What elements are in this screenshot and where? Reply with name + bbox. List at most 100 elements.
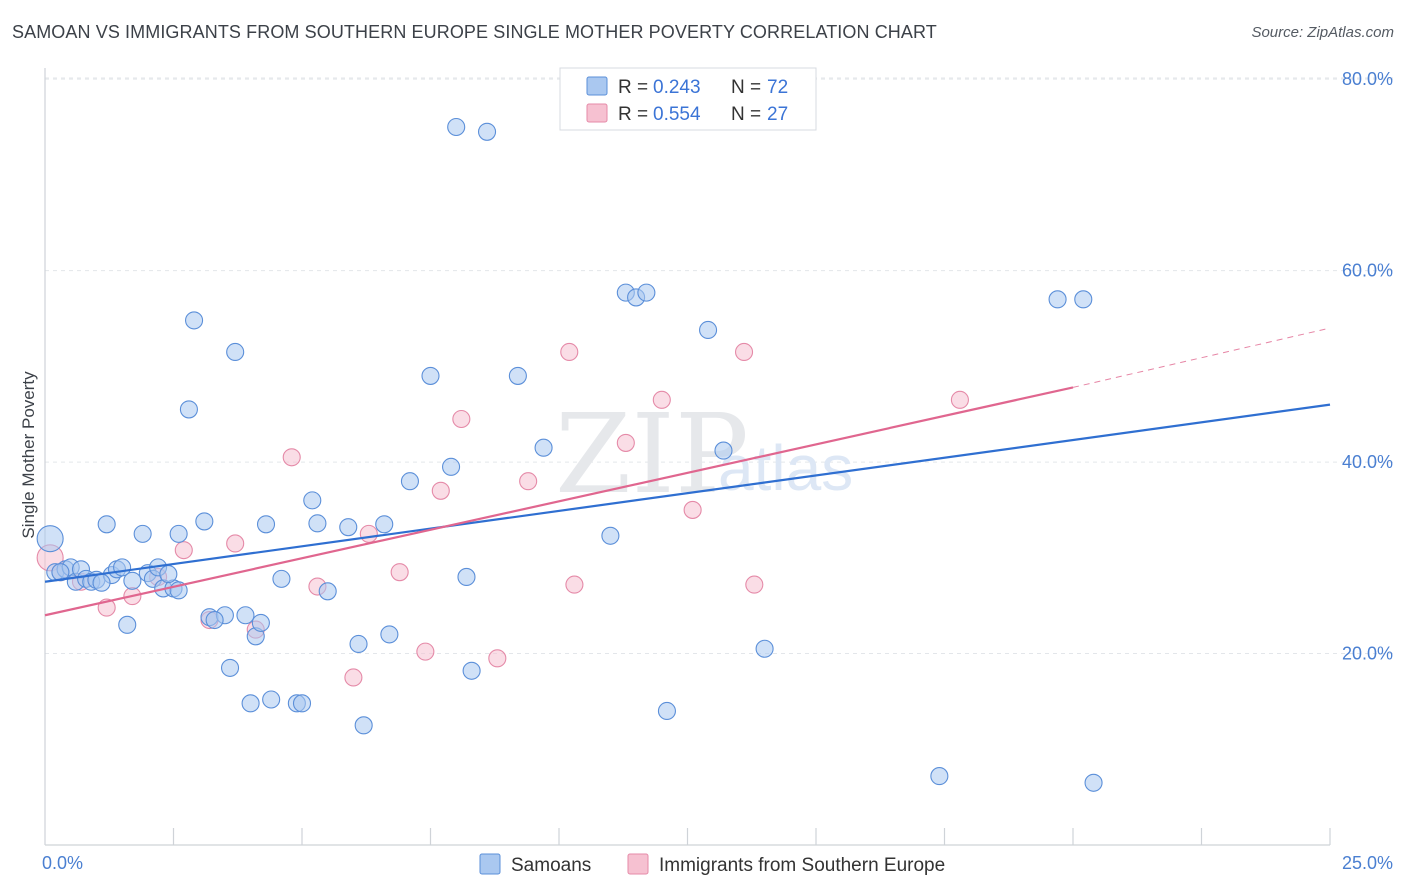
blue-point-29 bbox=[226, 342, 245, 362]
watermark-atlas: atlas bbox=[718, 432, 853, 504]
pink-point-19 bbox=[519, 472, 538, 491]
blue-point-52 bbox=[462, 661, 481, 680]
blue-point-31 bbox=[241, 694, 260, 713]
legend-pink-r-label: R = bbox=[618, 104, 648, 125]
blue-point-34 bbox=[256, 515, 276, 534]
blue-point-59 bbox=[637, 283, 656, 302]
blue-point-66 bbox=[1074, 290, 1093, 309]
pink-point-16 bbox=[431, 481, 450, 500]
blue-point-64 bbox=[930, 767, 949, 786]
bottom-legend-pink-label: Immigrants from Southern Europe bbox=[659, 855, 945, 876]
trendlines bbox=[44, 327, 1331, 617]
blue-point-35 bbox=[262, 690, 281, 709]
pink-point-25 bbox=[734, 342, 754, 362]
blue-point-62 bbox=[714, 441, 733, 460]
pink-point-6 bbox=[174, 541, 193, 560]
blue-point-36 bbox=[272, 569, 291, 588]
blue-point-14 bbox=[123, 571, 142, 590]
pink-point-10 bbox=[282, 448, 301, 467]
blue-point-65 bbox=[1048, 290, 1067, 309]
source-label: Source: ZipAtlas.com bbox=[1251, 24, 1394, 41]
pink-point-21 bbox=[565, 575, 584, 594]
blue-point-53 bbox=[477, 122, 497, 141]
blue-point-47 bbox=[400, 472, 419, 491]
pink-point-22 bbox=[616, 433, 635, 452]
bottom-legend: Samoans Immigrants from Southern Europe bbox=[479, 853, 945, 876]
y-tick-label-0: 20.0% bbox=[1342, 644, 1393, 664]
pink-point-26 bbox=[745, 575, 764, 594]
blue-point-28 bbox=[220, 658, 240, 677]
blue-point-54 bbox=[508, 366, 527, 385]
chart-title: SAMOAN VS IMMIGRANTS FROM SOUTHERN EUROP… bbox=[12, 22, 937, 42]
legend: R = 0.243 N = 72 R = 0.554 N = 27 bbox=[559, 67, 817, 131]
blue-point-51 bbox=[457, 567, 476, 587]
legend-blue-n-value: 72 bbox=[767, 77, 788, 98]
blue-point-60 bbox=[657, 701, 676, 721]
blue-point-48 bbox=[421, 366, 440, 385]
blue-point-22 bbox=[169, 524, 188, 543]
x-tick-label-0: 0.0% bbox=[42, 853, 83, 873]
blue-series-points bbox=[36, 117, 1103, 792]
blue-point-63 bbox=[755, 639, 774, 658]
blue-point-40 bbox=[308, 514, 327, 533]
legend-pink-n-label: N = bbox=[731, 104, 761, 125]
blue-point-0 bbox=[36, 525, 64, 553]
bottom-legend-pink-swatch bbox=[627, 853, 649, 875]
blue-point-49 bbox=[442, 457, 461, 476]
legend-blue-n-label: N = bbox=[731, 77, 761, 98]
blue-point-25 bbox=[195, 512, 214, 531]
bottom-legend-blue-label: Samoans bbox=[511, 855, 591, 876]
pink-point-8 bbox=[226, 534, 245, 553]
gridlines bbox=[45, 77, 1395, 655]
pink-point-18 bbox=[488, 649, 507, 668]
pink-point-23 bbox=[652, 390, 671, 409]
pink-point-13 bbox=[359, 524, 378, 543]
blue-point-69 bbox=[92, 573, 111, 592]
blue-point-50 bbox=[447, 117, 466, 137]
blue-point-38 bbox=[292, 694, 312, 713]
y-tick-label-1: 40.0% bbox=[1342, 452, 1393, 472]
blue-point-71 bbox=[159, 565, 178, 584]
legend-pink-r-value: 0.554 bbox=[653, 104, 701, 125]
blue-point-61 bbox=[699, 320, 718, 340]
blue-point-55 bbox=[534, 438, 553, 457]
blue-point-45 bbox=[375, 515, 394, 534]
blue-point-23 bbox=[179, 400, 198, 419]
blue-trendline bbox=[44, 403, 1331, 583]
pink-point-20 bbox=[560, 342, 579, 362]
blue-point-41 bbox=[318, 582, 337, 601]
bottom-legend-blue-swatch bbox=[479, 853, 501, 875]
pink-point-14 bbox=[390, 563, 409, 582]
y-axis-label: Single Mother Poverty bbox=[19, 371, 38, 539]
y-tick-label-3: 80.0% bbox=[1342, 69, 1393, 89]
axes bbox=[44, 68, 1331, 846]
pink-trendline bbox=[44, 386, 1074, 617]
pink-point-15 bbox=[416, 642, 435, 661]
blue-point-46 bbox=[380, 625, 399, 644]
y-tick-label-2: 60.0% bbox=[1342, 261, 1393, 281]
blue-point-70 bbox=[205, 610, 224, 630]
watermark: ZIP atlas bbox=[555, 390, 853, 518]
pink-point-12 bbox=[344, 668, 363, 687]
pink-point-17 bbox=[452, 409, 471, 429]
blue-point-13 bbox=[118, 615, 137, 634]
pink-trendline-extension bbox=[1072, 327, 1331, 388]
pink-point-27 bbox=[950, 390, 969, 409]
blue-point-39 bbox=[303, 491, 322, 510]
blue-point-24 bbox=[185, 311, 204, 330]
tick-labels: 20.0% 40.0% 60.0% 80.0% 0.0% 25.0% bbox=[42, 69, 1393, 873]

**Work to do**
Reproduce the items verbatim, starting with the line that contains "blue-point-29 bbox=[226, 342, 245, 362]" and continuing through the line that contains "pink-point-10 bbox=[282, 448, 301, 467]".

**Output below**
blue-point-29 bbox=[226, 342, 245, 362]
watermark-atlas: atlas bbox=[718, 432, 853, 504]
pink-point-19 bbox=[519, 472, 538, 491]
blue-point-52 bbox=[462, 661, 481, 680]
blue-point-31 bbox=[241, 694, 260, 713]
legend-pink-r-label: R = bbox=[618, 104, 648, 125]
blue-point-34 bbox=[256, 515, 276, 534]
blue-point-59 bbox=[637, 283, 656, 302]
blue-point-66 bbox=[1074, 290, 1093, 309]
pink-point-16 bbox=[431, 481, 450, 500]
blue-point-64 bbox=[930, 767, 949, 786]
bottom-legend-pink-label: Immigrants from Southern Europe bbox=[659, 855, 945, 876]
trendlines bbox=[44, 327, 1331, 617]
blue-point-35 bbox=[262, 690, 281, 709]
pink-point-25 bbox=[734, 342, 754, 362]
blue-point-62 bbox=[714, 441, 733, 460]
pink-point-6 bbox=[174, 541, 193, 560]
blue-point-36 bbox=[272, 569, 291, 588]
blue-point-14 bbox=[123, 571, 142, 590]
pink-point-10 bbox=[282, 448, 301, 467]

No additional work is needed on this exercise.